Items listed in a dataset

-- START --

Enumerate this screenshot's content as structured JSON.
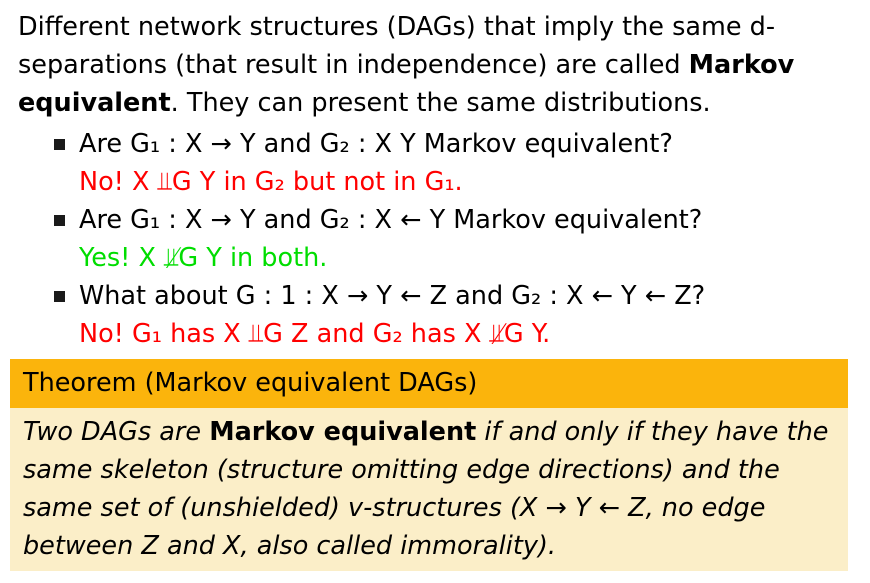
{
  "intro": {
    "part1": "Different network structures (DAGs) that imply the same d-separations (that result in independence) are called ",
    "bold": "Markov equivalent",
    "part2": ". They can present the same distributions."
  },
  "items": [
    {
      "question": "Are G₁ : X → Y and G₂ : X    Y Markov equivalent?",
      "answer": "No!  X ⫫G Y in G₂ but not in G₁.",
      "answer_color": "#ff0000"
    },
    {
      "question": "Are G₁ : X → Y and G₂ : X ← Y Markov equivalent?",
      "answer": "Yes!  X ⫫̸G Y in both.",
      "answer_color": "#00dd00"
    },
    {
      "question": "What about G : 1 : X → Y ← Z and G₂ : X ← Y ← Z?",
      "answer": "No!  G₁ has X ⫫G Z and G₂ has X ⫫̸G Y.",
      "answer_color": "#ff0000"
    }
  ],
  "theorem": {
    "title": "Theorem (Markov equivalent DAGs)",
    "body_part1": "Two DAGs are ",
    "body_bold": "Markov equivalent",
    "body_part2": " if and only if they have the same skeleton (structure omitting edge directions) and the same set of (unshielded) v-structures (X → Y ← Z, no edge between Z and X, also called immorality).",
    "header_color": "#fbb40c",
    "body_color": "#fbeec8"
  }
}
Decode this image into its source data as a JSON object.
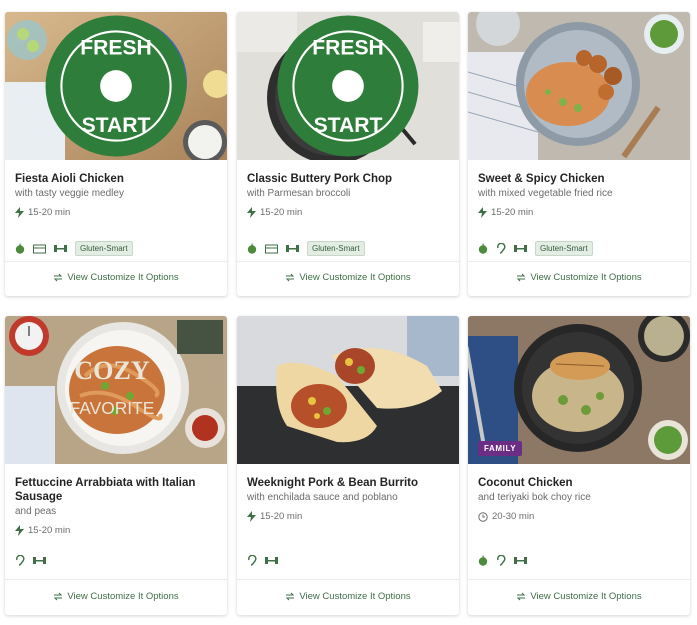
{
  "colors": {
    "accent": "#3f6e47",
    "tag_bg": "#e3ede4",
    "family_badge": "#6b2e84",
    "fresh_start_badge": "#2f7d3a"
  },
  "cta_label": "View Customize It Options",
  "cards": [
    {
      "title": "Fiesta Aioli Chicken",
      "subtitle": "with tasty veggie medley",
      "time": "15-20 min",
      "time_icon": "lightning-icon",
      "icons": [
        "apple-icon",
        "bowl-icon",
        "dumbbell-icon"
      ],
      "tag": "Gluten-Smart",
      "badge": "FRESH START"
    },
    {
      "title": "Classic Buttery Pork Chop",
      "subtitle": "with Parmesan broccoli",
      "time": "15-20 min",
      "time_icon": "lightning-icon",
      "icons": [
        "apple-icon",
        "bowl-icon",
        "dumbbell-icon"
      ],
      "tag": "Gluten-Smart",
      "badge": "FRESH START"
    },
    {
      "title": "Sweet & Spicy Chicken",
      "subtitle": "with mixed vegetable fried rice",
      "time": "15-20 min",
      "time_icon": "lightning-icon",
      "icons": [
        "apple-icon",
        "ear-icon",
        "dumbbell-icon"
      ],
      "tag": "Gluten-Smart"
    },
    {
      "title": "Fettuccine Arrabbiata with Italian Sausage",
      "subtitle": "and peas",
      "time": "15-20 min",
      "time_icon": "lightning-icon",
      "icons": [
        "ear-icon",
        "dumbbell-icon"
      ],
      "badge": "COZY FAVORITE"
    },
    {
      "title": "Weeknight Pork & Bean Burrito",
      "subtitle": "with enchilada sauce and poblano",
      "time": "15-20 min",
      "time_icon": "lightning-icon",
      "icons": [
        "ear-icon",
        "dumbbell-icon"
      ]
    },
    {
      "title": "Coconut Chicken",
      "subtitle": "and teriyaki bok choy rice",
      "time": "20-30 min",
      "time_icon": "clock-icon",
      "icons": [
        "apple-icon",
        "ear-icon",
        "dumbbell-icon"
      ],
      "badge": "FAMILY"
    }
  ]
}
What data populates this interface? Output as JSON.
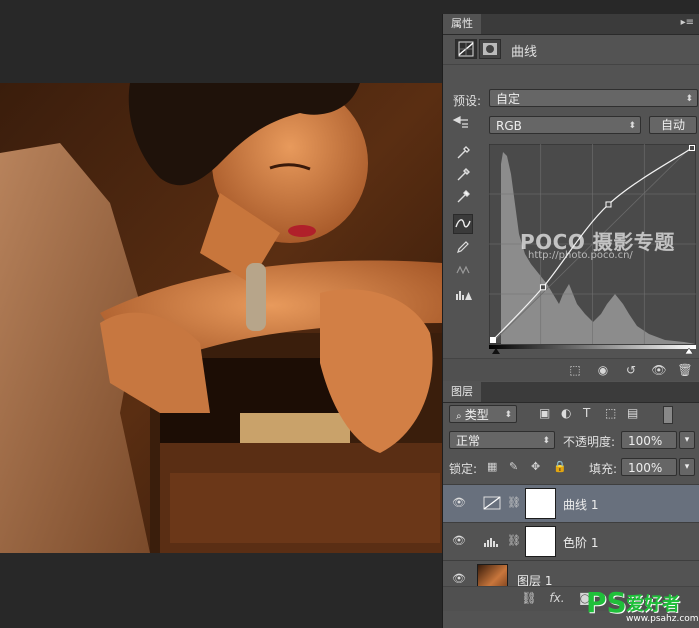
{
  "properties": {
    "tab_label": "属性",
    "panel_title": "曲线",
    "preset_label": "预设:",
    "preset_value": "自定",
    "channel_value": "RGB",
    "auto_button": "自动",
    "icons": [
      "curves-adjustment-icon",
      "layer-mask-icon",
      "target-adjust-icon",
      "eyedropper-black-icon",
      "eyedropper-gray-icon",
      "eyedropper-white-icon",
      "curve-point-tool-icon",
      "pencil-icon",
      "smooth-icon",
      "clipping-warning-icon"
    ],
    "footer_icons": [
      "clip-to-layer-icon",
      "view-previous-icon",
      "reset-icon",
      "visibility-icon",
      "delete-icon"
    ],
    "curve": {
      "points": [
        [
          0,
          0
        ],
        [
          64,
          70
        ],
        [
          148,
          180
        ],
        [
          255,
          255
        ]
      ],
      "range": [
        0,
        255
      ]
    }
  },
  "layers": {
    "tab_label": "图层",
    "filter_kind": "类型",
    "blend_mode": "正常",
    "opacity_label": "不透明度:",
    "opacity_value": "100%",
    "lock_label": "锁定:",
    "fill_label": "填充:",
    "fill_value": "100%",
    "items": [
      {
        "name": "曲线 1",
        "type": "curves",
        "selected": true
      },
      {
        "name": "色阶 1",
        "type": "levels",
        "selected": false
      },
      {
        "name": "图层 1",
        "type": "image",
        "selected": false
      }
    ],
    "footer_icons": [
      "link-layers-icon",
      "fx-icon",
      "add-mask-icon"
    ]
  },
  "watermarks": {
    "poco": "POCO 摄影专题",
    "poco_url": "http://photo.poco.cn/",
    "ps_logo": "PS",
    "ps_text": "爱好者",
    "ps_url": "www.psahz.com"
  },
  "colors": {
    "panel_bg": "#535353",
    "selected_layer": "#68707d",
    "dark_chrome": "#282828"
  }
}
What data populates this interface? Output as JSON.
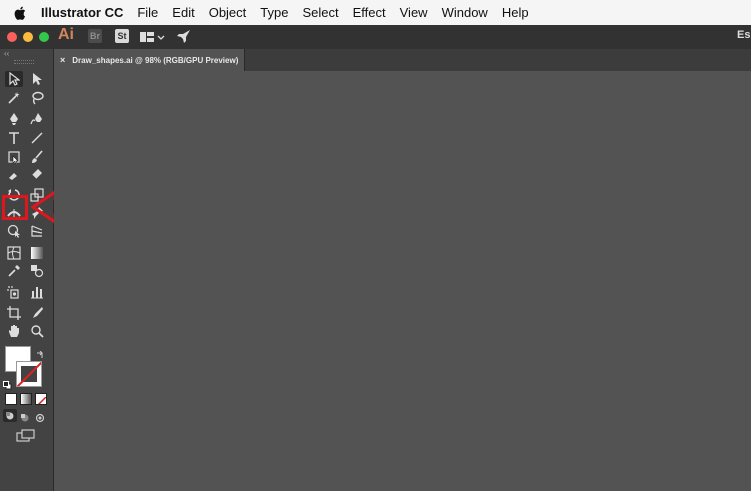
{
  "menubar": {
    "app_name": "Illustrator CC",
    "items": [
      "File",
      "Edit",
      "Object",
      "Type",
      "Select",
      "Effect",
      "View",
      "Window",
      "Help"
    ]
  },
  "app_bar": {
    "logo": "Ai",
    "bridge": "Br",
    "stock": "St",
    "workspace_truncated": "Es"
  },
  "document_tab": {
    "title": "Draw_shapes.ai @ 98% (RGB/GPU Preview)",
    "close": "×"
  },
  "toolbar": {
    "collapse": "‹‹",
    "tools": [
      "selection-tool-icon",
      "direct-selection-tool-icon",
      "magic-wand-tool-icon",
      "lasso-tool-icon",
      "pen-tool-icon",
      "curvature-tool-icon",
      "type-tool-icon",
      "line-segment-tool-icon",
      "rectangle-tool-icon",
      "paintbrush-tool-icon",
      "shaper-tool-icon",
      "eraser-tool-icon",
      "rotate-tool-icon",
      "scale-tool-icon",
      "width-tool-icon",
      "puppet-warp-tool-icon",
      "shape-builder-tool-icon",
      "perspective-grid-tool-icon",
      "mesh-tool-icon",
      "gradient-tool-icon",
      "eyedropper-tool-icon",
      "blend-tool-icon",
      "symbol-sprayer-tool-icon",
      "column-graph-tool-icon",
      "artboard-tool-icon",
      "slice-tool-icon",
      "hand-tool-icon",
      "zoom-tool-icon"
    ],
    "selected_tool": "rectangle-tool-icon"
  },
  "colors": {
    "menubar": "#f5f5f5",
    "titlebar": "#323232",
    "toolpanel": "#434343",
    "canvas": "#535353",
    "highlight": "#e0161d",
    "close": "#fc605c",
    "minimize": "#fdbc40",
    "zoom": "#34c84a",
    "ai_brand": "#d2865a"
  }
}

-- END --

* Task prompt:
Do not include images; quote all of the entries above exactly.

* Reply:
Enumerate this screenshot's content as structured JSON.
{
  "intro": {
    "part1": "Different network structures (DAGs) that imply the same d-separations (that result in independence) are called ",
    "bold": "Markov equivalent",
    "part2": ". They can present the same distributions."
  },
  "items": [
    {
      "question": "Are G₁ : X → Y and G₂ : X    Y Markov equivalent?",
      "answer": "No!  X ⫫G Y in G₂ but not in G₁.",
      "answer_color": "#ff0000"
    },
    {
      "question": "Are G₁ : X → Y and G₂ : X ← Y Markov equivalent?",
      "answer": "Yes!  X ⫫̸G Y in both.",
      "answer_color": "#00dd00"
    },
    {
      "question": "What about G : 1 : X → Y ← Z and G₂ : X ← Y ← Z?",
      "answer": "No!  G₁ has X ⫫G Z and G₂ has X ⫫̸G Y.",
      "answer_color": "#ff0000"
    }
  ],
  "theorem": {
    "title": "Theorem (Markov equivalent DAGs)",
    "body_part1": "Two DAGs are ",
    "body_bold": "Markov equivalent",
    "body_part2": " if and only if they have the same skeleton (structure omitting edge directions) and the same set of (unshielded) v-structures (X → Y ← Z, no edge between Z and X, also called immorality).",
    "header_color": "#fbb40c",
    "body_color": "#fbeec8"
  }
}
Decode this image into its source data as a JSON object.
{
  "colors": {
    "accent": "#3f6e47",
    "tag_bg": "#e3ede4",
    "family_badge": "#6b2e84",
    "fresh_start_badge": "#2f7d3a"
  },
  "cta_label": "View Customize It Options",
  "cards": [
    {
      "title": "Fiesta Aioli Chicken",
      "subtitle": "with tasty veggie medley",
      "time": "15-20 min",
      "time_icon": "lightning-icon",
      "icons": [
        "apple-icon",
        "bowl-icon",
        "dumbbell-icon"
      ],
      "tag": "Gluten-Smart",
      "badge": "FRESH START"
    },
    {
      "title": "Classic Buttery Pork Chop",
      "subtitle": "with Parmesan broccoli",
      "time": "15-20 min",
      "time_icon": "lightning-icon",
      "icons": [
        "apple-icon",
        "bowl-icon",
        "dumbbell-icon"
      ],
      "tag": "Gluten-Smart",
      "badge": "FRESH START"
    },
    {
      "title": "Sweet & Spicy Chicken",
      "subtitle": "with mixed vegetable fried rice",
      "time": "15-20 min",
      "time_icon": "lightning-icon",
      "icons": [
        "apple-icon",
        "ear-icon",
        "dumbbell-icon"
      ],
      "tag": "Gluten-Smart"
    },
    {
      "title": "Fettuccine Arrabbiata with Italian Sausage",
      "subtitle": "and peas",
      "time": "15-20 min",
      "time_icon": "lightning-icon",
      "icons": [
        "ear-icon",
        "dumbbell-icon"
      ],
      "badge": "COZY FAVORITE"
    },
    {
      "title": "Weeknight Pork & Bean Burrito",
      "subtitle": "with enchilada sauce and poblano",
      "time": "15-20 min",
      "time_icon": "lightning-icon",
      "icons": [
        "ear-icon",
        "dumbbell-icon"
      ]
    },
    {
      "title": "Coconut Chicken",
      "subtitle": "and teriyaki bok choy rice",
      "time": "20-30 min",
      "time_icon": "clock-icon",
      "icons": [
        "apple-icon",
        "ear-icon",
        "dumbbell-icon"
      ],
      "badge": "FAMILY"
    }
  ]
}
What data populates this interface? Output as JSON.
{
  "properties": {
    "tab_label": "属性",
    "panel_title": "曲线",
    "preset_label": "预设:",
    "preset_value": "自定",
    "channel_value": "RGB",
    "auto_button": "自动",
    "icons": [
      "curves-adjustment-icon",
      "layer-mask-icon",
      "target-adjust-icon",
      "eyedropper-black-icon",
      "eyedropper-gray-icon",
      "eyedropper-white-icon",
      "curve-point-tool-icon",
      "pencil-icon",
      "smooth-icon",
      "clipping-warning-icon"
    ],
    "footer_icons": [
      "clip-to-layer-icon",
      "view-previous-icon",
      "reset-icon",
      "visibility-icon",
      "delete-icon"
    ],
    "curve": {
      "points": [
        [
          0,
          0
        ],
        [
          64,
          70
        ],
        [
          148,
          180
        ],
        [
          255,
          255
        ]
      ],
      "range": [
        0,
        255
      ]
    }
  },
  "layers": {
    "tab_label": "图层",
    "filter_kind": "类型",
    "blend_mode": "正常",
    "opacity_label": "不透明度:",
    "opacity_value": "100%",
    "lock_label": "锁定:",
    "fill_label": "填充:",
    "fill_value": "100%",
    "items": [
      {
        "name": "曲线 1",
        "type": "curves",
        "selected": true
      },
      {
        "name": "色阶 1",
        "type": "levels",
        "selected": false
      },
      {
        "name": "图层 1",
        "type": "image",
        "selected": false
      }
    ],
    "footer_icons": [
      "link-layers-icon",
      "fx-icon",
      "add-mask-icon"
    ]
  },
  "watermarks": {
    "poco": "POCO 摄影专题",
    "poco_url": "http://photo.poco.cn/",
    "ps_logo": "PS",
    "ps_text": "爱好者",
    "ps_url": "www.psahz.com"
  },
  "colors": {
    "panel_bg": "#535353",
    "selected_layer": "#68707d",
    "dark_chrome": "#282828"
  }
}
What data populates this interface? Output as JSON.
{
  "menubar": {
    "app_name": "Illustrator CC",
    "items": [
      "File",
      "Edit",
      "Object",
      "Type",
      "Select",
      "Effect",
      "View",
      "Window",
      "Help"
    ]
  },
  "app_bar": {
    "logo": "Ai",
    "bridge": "Br",
    "stock": "St",
    "workspace_truncated": "Es"
  },
  "document_tab": {
    "title": "Draw_shapes.ai @ 98% (RGB/GPU Preview)",
    "close": "×"
  },
  "toolbar": {
    "collapse": "‹‹",
    "tools": [
      "selection-tool-icon",
      "direct-selection-tool-icon",
      "magic-wand-tool-icon",
      "lasso-tool-icon",
      "pen-tool-icon",
      "curvature-tool-icon",
      "type-tool-icon",
      "line-segment-tool-icon",
      "rectangle-tool-icon",
      "paintbrush-tool-icon",
      "shaper-tool-icon",
      "eraser-tool-icon",
      "rotate-tool-icon",
      "scale-tool-icon",
      "width-tool-icon",
      "puppet-warp-tool-icon",
      "shape-builder-tool-icon",
      "perspective-grid-tool-icon",
      "mesh-tool-icon",
      "gradient-tool-icon",
      "eyedropper-tool-icon",
      "blend-tool-icon",
      "symbol-sprayer-tool-icon",
      "column-graph-tool-icon",
      "artboard-tool-icon",
      "slice-tool-icon",
      "hand-tool-icon",
      "zoom-tool-icon"
    ],
    "selected_tool": "rectangle-tool-icon"
  },
  "colors": {
    "menubar": "#f5f5f5",
    "titlebar": "#323232",
    "toolpanel": "#434343",
    "canvas": "#535353",
    "highlight": "#e0161d",
    "close": "#fc605c",
    "minimize": "#fdbc40",
    "zoom": "#34c84a",
    "ai_brand": "#d2865a"
  }
}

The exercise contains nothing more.